**Exercise prompt:** Type out the complete listing below word for word, without its pictures.

**Records provided:**
--- --- ---

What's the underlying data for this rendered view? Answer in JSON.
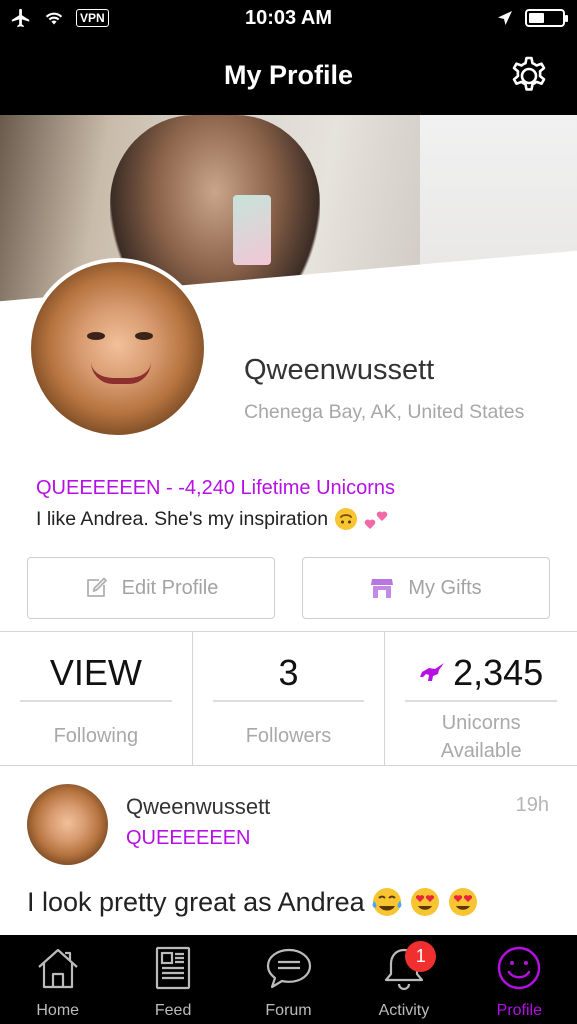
{
  "status_bar": {
    "vpn": "VPN",
    "time": "10:03 AM",
    "battery_level": 0.48
  },
  "header": {
    "title": "My Profile"
  },
  "profile": {
    "username": "Qweenwussett",
    "location": "Chenega Bay, AK, United States",
    "tagline": "QUEEEEEEN - -4,240 Lifetime Unicorns",
    "bio": "I like Andrea. She's my inspiration"
  },
  "actions": {
    "edit_profile": "Edit Profile",
    "my_gifts": "My Gifts"
  },
  "stats": {
    "following": {
      "value": "VIEW",
      "label": "Following"
    },
    "followers": {
      "value": "3",
      "label": "Followers"
    },
    "unicorns": {
      "value": "2,345",
      "label_line1": "Unicorns",
      "label_line2": "Available"
    }
  },
  "post": {
    "username": "Qweenwussett",
    "time": "19h",
    "tag": "QUEEEEEEN",
    "text": "I look pretty great as Andrea"
  },
  "tabs": [
    {
      "label": "Home",
      "icon": "home-icon"
    },
    {
      "label": "Feed",
      "icon": "feed-icon"
    },
    {
      "label": "Forum",
      "icon": "chat-bubble-icon"
    },
    {
      "label": "Activity",
      "icon": "bell-icon",
      "badge": "1"
    },
    {
      "label": "Profile",
      "icon": "smiley-icon",
      "active": true
    }
  ],
  "colors": {
    "accent": "#b70fe6",
    "badge": "#f0302f",
    "bar_bg": "#000000"
  }
}
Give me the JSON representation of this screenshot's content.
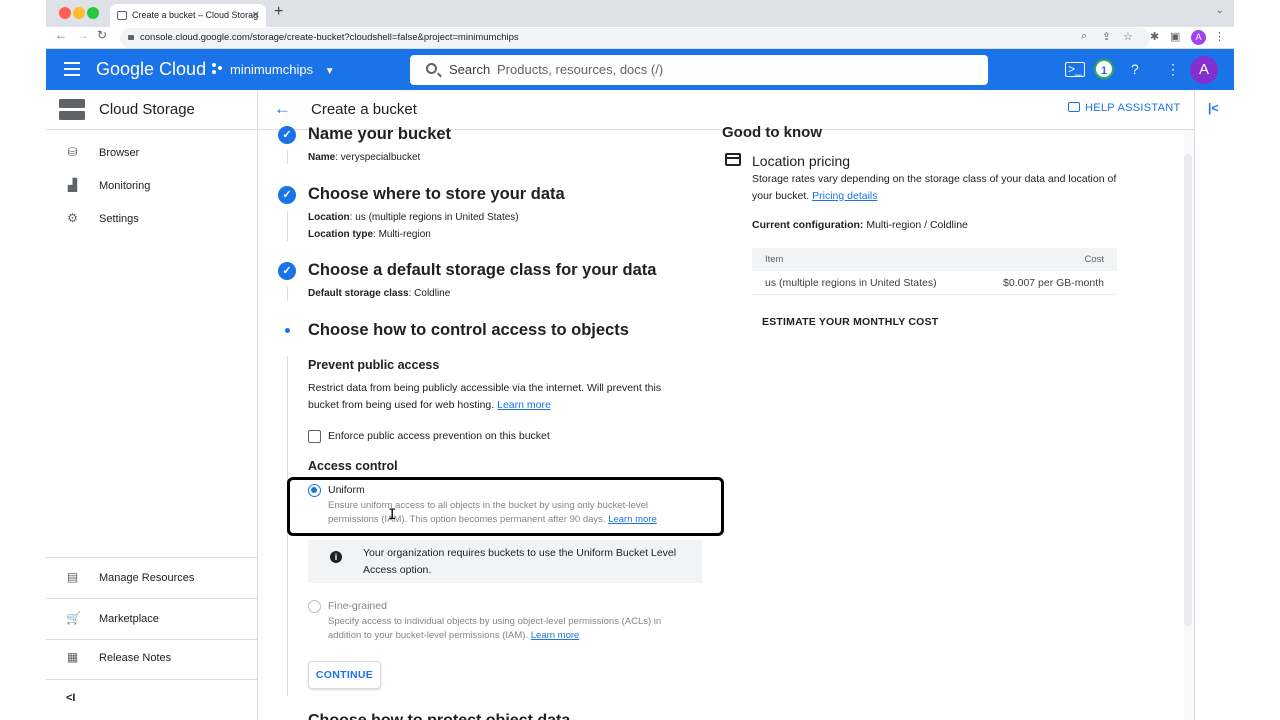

--- --- ---

**The solution:**
What's the underlying data for this rendered view? Answer in JSON.
{
  "status_bar": {
    "vpn": "VPN",
    "time": "10:03 AM",
    "battery_level": 0.48
  },
  "header": {
    "title": "My Profile"
  },
  "profile": {
    "username": "Qweenwussett",
    "location": "Chenega Bay, AK, United States",
    "tagline": "QUEEEEEEN - -4,240 Lifetime Unicorns",
    "bio": "I like Andrea. She's my inspiration"
  },
  "actions": {
    "edit_profile": "Edit Profile",
    "my_gifts": "My Gifts"
  },
  "stats": {
    "following": {
      "value": "VIEW",
      "label": "Following"
    },
    "followers": {
      "value": "3",
      "label": "Followers"
    },
    "unicorns": {
      "value": "2,345",
      "label_line1": "Unicorns",
      "label_line2": "Available"
    }
  },
  "post": {
    "username": "Qweenwussett",
    "time": "19h",
    "tag": "QUEEEEEEN",
    "text": "I look pretty great as Andrea"
  },
  "tabs": [
    {
      "label": "Home",
      "icon": "home-icon"
    },
    {
      "label": "Feed",
      "icon": "feed-icon"
    },
    {
      "label": "Forum",
      "icon": "chat-bubble-icon"
    },
    {
      "label": "Activity",
      "icon": "bell-icon",
      "badge": "1"
    },
    {
      "label": "Profile",
      "icon": "smiley-icon",
      "active": true
    }
  ],
  "colors": {
    "accent": "#b70fe6",
    "badge": "#f0302f",
    "bar_bg": "#000000"
  }
}
Give me the JSON representation of this screenshot's content.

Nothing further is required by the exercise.